▸ What the task requires:
Here are some records; copy every line that holds the word "iconfont".

▸ Data excerpts:
_ _ _ _ _

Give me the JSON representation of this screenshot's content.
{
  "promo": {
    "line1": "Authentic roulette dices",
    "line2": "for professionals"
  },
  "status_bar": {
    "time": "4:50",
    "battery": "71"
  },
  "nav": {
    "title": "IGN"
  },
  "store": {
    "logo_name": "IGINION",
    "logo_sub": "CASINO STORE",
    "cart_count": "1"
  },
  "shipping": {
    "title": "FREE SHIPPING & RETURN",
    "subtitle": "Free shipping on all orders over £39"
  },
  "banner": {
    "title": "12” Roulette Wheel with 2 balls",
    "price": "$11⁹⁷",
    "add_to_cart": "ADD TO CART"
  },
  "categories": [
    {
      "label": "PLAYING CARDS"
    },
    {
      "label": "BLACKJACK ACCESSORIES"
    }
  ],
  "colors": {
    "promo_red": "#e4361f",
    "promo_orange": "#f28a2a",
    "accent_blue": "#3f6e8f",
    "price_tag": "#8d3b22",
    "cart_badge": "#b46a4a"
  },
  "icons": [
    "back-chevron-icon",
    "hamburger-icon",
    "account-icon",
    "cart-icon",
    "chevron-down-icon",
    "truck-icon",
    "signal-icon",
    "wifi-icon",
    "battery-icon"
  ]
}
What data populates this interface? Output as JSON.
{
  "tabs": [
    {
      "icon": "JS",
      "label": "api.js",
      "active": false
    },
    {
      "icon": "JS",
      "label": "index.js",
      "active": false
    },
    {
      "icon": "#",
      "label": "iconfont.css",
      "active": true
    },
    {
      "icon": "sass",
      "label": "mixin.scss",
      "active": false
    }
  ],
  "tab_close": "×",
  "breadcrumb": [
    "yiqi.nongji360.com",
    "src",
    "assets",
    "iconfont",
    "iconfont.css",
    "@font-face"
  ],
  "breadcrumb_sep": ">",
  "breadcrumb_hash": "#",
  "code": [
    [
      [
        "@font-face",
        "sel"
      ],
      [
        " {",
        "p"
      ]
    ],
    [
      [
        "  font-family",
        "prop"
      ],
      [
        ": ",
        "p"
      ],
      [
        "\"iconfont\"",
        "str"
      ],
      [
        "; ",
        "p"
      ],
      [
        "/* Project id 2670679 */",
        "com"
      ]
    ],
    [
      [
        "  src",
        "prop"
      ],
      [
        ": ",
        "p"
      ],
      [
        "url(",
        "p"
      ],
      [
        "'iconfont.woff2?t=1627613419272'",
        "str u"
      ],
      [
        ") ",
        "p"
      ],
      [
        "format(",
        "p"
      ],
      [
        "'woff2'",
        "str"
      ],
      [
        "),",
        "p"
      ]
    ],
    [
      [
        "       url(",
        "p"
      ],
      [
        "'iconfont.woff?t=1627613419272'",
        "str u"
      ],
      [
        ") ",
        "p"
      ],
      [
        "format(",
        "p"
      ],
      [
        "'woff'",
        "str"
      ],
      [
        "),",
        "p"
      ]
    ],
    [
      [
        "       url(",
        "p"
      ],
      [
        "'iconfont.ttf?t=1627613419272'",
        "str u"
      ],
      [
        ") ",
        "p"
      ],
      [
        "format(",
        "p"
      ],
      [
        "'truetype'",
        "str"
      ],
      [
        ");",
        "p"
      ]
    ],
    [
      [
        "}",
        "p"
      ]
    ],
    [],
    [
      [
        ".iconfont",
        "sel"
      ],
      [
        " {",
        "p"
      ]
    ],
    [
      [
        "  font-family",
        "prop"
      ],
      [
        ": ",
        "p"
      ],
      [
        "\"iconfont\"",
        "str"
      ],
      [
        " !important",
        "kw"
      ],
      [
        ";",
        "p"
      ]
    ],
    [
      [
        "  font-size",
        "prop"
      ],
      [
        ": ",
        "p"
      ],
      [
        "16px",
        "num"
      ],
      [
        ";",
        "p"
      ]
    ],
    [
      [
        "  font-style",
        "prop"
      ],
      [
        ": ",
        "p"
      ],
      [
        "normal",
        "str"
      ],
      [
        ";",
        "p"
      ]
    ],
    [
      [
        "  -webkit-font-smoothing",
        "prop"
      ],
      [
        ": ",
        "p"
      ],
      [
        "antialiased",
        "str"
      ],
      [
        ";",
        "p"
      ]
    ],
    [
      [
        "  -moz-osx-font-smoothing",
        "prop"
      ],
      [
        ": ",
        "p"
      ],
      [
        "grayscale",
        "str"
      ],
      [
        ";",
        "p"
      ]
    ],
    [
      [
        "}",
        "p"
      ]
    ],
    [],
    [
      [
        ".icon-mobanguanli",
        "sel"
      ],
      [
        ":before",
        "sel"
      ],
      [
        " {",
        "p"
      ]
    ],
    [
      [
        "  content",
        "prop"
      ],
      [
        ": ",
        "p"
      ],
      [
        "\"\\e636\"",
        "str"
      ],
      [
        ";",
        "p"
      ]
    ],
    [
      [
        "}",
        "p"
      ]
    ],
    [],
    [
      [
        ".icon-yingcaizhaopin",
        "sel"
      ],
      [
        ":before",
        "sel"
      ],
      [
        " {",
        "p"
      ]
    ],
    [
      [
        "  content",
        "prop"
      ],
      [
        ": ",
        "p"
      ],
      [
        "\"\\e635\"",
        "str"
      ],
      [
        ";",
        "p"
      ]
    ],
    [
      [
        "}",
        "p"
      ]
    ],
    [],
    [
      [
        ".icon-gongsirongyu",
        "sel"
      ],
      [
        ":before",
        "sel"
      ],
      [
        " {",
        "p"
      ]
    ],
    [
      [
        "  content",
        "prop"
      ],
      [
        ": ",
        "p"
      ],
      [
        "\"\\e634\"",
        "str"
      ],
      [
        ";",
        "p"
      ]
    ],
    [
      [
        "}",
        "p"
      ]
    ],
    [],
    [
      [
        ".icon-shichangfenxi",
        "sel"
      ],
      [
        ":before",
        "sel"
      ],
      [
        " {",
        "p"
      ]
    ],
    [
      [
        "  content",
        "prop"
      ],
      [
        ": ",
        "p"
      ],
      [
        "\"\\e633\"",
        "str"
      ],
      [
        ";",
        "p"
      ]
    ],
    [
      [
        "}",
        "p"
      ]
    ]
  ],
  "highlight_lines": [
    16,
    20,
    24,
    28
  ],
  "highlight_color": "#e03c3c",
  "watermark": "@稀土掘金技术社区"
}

_ _ _ _ _

▸ Full response:
      "label": "iconfont.css",
    "iconfont",
    "iconfont.css",
        "\"iconfont\"",
        "'iconfont.woff2?t=1627613419272'",
        "'iconfont.woff?t=1627613419272'",
        "'iconfont.ttf?t=1627613419272'",
        ".iconfont",
        "\"iconfont\"",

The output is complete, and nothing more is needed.